**Data for processing:**

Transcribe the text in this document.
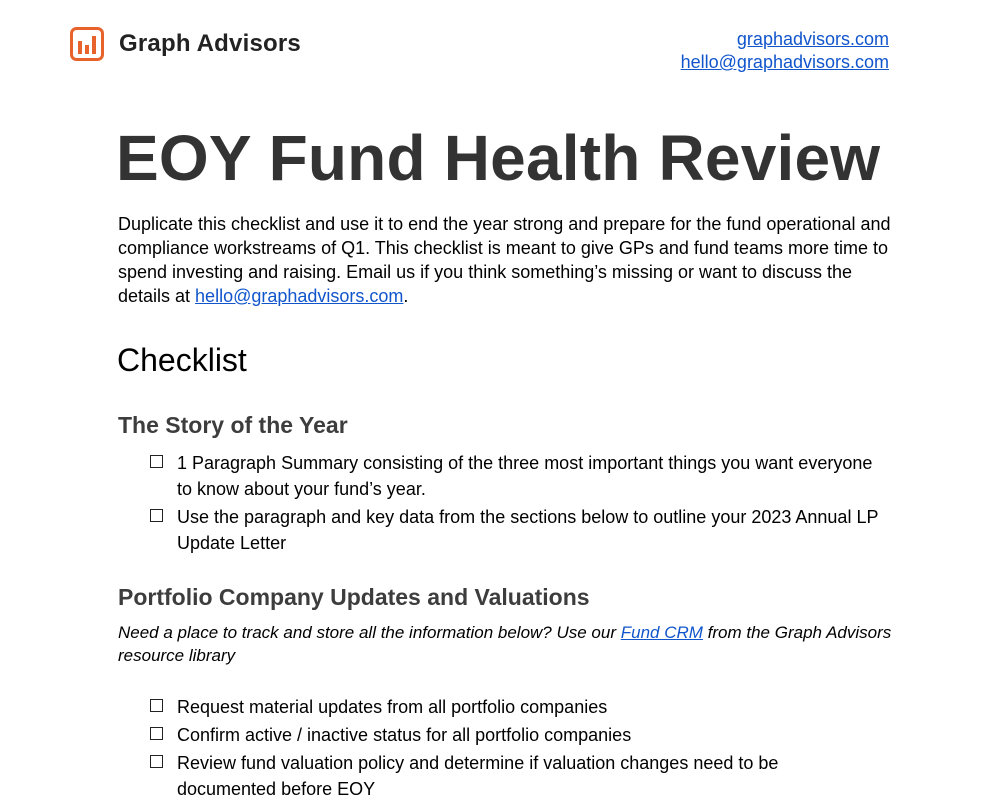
Graph Advisors	graphadvisors.com
hello@graphadvisors.com
EOY Fund Health Review

Duplicate this checklist and use it to end the year strong and prepare for the fund operational and compliance workstreams of Q1. This checklist is meant to give GPs and fund teams more time to spend investing and raising. Email us if you think something’s missing or want to discuss the details at hello@graphadvisors.com.

Checklist
The Story of the Year
1 Paragraph Summary consisting of the three most important things you want everyone to know about your fund’s year.
Use the paragraph and key data from the sections below to outline your 2023 Annual LP Update Letter
Portfolio Company Updates and Valuations

Need a place to track and store all the information below? Use our Fund CRM from the Graph Advisors resource library

Request material updates from all portfolio companies
Confirm active / inactive status for all portfolio companies
Review fund valuation policy and determine if valuation changes need to be documented before EOY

**The task:**
What is needed is an exact reproduction of the data, pictures excluded.

**Solution:**
Transcribe the text in this document.
Graph Advisors	graphadvisors.com
hello@graphadvisors.com
EOY Fund Health Review

Duplicate this checklist and use it to end the year strong and prepare for the fund operational and compliance workstreams of Q1. This checklist is meant to give GPs and fund teams more time to spend investing and raising. Email us if you think something’s missing or want to discuss the details at hello@graphadvisors.com.

Checklist
The Story of the Year
1 Paragraph Summary consisting of the three most important things you want everyone to know about your fund’s year.
Use the paragraph and key data from the sections below to outline your 2023 Annual LP Update Letter
Portfolio Company Updates and Valuations

Need a place to track and store all the information below? Use our Fund CRM from the Graph Advisors resource library

Request material updates from all portfolio companies
Confirm active / inactive status for all portfolio companies
Review fund valuation policy and determine if valuation changes need to be documented before EOY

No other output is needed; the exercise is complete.